* _Work instructions_:
Write out the data again in full, exactly as it reads.

Stored entries:
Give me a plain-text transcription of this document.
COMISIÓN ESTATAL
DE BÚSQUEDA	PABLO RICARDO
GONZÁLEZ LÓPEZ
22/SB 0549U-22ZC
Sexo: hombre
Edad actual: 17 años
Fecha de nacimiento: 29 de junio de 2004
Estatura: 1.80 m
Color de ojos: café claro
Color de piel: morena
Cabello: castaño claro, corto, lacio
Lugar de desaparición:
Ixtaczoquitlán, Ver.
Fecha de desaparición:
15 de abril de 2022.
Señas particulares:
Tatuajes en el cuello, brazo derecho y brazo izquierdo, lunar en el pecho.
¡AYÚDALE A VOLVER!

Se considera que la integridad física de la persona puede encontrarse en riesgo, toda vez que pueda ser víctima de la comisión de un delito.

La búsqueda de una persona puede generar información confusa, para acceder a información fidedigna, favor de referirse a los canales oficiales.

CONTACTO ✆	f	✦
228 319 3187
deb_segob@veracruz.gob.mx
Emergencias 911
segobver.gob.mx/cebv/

* _Full solution_:
Give me a plain-text transcription of this document.
COMISIÓN ESTATAL
DE BÚSQUEDA	PABLO RICARDO
GONZÁLEZ LÓPEZ
22/SB 0549U-22ZC
Sexo: hombre
Edad actual: 17 años
Fecha de nacimiento: 29 de junio de 2004
Estatura: 1.80 m
Color de ojos: café claro
Color de piel: morena
Cabello: castaño claro, corto, lacio
Lugar de desaparición:
Ixtaczoquitlán, Ver.
Fecha de desaparición:
15 de abril de 2022.
Señas particulares:
Tatuajes en el cuello, brazo derecho y brazo izquierdo, lunar en el pecho.
¡AYÚDALE A VOLVER!

Se considera que la integridad física de la persona puede encontrarse en riesgo, toda vez que pueda ser víctima de la comisión de un delito.

La búsqueda de una persona puede generar información confusa, para acceder a información fidedigna, favor de referirse a los canales oficiales.

CONTACTO ✆	f	✦
228 319 3187
deb_segob@veracruz.gob.mx
Emergencias 911
segobver.gob.mx/cebv/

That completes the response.